• Exercise directions: Without omitting anything, retype the data that follows.

• Data records:

<<<<

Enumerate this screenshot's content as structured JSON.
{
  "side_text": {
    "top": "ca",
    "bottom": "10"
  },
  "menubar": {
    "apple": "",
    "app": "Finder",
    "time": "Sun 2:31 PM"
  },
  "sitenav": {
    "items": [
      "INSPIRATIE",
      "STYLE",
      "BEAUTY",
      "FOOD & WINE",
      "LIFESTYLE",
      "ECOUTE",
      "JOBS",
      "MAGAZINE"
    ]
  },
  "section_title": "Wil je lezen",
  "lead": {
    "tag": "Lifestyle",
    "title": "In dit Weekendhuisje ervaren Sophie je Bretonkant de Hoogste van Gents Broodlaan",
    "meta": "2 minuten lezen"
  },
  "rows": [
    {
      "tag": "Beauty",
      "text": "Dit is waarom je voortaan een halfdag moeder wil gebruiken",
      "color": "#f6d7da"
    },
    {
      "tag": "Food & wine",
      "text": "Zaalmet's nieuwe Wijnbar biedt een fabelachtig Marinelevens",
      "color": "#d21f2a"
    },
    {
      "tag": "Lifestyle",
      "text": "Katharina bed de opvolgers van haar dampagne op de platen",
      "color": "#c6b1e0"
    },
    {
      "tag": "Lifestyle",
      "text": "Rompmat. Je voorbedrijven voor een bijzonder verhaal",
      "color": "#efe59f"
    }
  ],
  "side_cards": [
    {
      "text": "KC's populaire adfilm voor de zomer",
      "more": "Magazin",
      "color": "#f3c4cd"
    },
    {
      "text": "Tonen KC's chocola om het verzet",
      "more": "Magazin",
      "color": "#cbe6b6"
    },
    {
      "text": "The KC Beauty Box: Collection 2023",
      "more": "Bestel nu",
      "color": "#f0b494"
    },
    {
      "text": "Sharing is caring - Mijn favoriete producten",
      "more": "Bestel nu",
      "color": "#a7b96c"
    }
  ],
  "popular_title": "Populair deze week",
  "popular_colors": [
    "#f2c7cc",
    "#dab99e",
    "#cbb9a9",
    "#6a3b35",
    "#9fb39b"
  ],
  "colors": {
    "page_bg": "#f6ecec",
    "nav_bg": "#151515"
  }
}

>>>>

• Response below:
Enumerate this screenshot's content as structured JSON.
{
  "side_text": {
    "top": "ca",
    "bottom": "10"
  },
  "menubar": {
    "apple": "",
    "app": "Finder",
    "time": "Sun 2:31 PM"
  },
  "sitenav": {
    "items": [
      "INSPIRATIE",
      "STYLE",
      "BEAUTY",
      "FOOD & WINE",
      "LIFESTYLE",
      "ECOUTE",
      "JOBS",
      "MAGAZINE"
    ]
  },
  "section_title": "Wil je lezen",
  "lead": {
    "tag": "Lifestyle",
    "title": "In dit Weekendhuisje ervaren Sophie je Bretonkant de Hoogste van Gents Broodlaan",
    "meta": "2 minuten lezen"
  },
  "rows": [
    {
      "tag": "Beauty",
      "text": "Dit is waarom je voortaan een halfdag moeder wil gebruiken",
      "color": "#f6d7da"
    },
    {
      "tag": "Food & wine",
      "text": "Zaalmet's nieuwe Wijnbar biedt een fabelachtig Marinelevens",
      "color": "#d21f2a"
    },
    {
      "tag": "Lifestyle",
      "text": "Katharina bed de opvolgers van haar dampagne op de platen",
      "color": "#c6b1e0"
    },
    {
      "tag": "Lifestyle",
      "text": "Rompmat. Je voorbedrijven voor een bijzonder verhaal",
      "color": "#efe59f"
    }
  ],
  "side_cards": [
    {
      "text": "KC's populaire adfilm voor de zomer",
      "more": "Magazin",
      "color": "#f3c4cd"
    },
    {
      "text": "Tonen KC's chocola om het verzet",
      "more": "Magazin",
      "color": "#cbe6b6"
    },
    {
      "text": "The KC Beauty Box: Collection 2023",
      "more": "Bestel nu",
      "color": "#f0b494"
    },
    {
      "text": "Sharing is caring - Mijn favoriete producten",
      "more": "Bestel nu",
      "color": "#a7b96c"
    }
  ],
  "popular_title": "Populair deze week",
  "popular_colors": [
    "#f2c7cc",
    "#dab99e",
    "#cbb9a9",
    "#6a3b35",
    "#9fb39b"
  ],
  "colors": {
    "page_bg": "#f6ecec",
    "nav_bg": "#151515"
  }
}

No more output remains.